■ Your instructions
Return all lines below containing the word "content".

(Dataset listings of figures)
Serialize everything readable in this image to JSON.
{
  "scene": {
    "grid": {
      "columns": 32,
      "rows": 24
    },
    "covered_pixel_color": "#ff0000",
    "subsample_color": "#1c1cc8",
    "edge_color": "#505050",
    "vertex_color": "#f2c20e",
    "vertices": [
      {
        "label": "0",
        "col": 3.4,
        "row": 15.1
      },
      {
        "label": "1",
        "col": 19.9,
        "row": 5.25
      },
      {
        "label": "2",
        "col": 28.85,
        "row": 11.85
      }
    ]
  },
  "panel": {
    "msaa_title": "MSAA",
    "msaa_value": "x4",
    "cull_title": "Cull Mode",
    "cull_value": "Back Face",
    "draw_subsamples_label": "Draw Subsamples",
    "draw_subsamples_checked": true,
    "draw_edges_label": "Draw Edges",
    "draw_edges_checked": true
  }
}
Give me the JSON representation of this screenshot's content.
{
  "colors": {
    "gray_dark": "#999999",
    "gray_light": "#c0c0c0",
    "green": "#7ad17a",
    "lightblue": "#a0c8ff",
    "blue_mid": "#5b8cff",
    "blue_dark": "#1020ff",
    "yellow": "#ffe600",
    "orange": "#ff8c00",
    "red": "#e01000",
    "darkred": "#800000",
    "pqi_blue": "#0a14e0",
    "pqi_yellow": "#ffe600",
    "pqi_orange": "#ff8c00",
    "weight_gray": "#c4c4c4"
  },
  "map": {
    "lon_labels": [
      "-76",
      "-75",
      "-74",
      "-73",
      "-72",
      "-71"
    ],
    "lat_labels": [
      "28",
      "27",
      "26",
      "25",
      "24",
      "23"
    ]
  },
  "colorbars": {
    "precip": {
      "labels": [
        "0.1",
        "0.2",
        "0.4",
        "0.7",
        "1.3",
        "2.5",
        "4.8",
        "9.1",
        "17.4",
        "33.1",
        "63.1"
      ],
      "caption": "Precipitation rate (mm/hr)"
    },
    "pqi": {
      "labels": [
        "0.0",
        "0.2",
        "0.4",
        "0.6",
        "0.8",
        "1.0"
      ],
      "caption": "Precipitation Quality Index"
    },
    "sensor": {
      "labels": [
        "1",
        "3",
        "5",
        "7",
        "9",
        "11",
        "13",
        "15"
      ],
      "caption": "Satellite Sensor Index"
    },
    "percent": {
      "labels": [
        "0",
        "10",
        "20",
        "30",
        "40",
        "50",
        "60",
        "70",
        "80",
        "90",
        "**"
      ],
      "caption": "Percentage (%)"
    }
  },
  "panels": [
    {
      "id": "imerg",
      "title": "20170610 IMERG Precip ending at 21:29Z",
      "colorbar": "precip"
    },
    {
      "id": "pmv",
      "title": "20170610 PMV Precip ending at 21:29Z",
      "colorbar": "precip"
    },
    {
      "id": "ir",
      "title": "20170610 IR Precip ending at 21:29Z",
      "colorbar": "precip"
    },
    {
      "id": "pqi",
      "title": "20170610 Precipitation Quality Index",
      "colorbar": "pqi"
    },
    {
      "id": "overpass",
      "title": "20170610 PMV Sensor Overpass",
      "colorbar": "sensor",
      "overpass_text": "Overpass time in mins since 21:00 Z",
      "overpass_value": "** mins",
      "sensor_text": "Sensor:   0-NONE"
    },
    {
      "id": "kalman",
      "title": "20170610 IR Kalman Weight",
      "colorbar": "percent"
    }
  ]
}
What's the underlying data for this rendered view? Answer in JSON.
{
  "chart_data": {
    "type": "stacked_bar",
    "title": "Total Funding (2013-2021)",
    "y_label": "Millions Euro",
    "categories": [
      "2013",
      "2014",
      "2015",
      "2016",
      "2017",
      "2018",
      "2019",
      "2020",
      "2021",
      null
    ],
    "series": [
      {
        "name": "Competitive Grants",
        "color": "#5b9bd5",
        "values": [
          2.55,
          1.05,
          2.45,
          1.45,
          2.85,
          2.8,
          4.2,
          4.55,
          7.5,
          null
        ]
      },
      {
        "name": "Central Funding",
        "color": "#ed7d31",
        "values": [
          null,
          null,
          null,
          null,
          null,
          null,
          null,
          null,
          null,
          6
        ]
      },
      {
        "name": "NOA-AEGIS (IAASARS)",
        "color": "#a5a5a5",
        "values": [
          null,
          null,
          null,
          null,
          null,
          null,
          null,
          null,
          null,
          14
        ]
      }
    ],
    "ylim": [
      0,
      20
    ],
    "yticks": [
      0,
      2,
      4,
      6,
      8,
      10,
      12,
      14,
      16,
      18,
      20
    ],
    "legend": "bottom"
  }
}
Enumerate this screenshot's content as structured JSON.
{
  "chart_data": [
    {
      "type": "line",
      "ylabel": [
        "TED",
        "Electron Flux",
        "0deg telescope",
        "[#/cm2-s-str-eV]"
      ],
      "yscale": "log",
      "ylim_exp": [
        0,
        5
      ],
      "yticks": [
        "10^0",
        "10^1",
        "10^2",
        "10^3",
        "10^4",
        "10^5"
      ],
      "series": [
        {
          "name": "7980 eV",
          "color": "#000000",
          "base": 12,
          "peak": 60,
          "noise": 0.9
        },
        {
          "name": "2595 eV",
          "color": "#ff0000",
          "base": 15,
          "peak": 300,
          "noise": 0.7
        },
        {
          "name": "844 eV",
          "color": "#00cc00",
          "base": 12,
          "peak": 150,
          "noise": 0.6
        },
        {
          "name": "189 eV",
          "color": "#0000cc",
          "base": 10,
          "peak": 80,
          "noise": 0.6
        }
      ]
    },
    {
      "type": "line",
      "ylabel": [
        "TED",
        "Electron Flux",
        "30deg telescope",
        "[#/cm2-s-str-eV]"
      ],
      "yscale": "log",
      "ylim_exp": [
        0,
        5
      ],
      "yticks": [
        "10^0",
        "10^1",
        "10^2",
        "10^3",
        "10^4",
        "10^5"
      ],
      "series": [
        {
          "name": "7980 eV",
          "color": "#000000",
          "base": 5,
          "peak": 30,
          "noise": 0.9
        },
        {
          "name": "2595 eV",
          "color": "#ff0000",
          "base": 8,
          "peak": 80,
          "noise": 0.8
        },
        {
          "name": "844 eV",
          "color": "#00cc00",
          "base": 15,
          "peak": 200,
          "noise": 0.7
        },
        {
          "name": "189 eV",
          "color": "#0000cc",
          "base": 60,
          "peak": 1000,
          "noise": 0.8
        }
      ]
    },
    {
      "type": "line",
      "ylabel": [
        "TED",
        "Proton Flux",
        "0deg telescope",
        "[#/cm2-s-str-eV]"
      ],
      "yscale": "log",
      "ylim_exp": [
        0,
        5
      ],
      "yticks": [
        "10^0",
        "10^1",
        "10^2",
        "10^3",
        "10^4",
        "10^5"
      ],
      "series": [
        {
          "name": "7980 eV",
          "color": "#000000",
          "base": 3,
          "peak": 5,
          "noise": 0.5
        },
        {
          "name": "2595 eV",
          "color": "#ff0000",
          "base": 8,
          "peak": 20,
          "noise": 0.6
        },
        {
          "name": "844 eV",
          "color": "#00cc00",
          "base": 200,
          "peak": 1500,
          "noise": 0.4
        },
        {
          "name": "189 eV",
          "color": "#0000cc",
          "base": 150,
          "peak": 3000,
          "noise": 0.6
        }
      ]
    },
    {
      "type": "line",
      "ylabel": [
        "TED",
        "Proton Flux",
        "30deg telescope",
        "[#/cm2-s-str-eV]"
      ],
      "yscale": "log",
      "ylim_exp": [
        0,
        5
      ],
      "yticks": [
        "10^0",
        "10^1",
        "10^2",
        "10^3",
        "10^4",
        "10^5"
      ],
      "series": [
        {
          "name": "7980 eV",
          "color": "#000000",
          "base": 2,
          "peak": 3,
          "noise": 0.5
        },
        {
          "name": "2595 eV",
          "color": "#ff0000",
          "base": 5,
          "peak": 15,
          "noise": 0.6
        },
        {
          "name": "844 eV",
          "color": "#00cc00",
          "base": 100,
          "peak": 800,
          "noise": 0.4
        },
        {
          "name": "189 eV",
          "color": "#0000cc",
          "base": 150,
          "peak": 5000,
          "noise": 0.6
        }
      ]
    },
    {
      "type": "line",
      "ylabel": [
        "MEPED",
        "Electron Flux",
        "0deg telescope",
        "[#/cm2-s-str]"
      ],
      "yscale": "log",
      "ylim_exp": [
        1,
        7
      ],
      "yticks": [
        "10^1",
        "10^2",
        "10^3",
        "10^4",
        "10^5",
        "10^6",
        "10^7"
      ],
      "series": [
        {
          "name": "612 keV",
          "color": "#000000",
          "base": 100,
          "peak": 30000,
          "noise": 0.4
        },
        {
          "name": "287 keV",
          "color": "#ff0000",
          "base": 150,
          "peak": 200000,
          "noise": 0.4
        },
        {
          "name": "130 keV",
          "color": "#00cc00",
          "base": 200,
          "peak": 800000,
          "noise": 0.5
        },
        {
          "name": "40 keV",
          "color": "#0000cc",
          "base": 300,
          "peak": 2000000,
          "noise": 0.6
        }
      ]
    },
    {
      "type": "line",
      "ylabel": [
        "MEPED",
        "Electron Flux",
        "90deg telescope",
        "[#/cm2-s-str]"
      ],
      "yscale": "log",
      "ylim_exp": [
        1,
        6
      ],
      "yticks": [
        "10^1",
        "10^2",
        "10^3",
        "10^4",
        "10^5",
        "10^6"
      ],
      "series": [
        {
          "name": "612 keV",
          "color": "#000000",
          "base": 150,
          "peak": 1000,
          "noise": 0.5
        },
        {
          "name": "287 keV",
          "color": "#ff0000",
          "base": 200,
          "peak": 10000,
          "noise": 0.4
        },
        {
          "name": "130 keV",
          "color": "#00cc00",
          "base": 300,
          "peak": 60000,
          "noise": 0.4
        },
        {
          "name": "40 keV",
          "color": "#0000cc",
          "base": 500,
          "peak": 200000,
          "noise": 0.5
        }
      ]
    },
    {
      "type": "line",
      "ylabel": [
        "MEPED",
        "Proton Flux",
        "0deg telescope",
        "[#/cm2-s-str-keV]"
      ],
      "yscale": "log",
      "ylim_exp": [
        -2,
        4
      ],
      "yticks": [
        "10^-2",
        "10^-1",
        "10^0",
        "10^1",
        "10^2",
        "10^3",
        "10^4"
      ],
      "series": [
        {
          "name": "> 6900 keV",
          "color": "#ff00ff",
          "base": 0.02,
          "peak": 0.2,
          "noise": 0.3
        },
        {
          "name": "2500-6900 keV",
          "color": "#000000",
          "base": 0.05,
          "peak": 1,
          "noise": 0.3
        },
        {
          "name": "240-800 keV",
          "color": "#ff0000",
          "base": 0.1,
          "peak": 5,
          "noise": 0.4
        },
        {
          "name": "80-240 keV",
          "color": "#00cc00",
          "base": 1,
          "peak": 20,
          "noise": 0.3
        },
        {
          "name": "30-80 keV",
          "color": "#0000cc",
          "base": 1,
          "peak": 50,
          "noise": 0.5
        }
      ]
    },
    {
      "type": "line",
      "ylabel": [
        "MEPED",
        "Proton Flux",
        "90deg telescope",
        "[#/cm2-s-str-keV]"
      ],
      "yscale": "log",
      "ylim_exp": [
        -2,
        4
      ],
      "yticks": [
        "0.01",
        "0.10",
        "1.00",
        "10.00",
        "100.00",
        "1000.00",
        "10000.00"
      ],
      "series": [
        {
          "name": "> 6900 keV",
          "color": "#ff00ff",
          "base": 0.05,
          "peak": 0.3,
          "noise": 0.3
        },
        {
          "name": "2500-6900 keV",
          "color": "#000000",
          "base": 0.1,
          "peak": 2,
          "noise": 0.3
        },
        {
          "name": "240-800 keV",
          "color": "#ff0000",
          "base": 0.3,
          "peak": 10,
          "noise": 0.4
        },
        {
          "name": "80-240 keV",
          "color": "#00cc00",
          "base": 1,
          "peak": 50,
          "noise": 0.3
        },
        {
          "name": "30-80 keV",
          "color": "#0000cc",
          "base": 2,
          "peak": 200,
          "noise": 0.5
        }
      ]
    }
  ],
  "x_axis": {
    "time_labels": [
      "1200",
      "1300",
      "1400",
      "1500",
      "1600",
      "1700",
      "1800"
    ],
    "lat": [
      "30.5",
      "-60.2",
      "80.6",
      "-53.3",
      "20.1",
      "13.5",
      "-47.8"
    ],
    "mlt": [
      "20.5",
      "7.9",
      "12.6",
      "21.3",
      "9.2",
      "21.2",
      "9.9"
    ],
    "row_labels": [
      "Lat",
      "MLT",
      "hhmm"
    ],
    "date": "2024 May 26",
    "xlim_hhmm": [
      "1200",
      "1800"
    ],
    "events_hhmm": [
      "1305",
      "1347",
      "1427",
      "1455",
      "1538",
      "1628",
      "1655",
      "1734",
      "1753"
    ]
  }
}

■ Expected answer
Give me the JSON representation of this screenshot's content.
Enumerate this screenshot's content as structured JSON.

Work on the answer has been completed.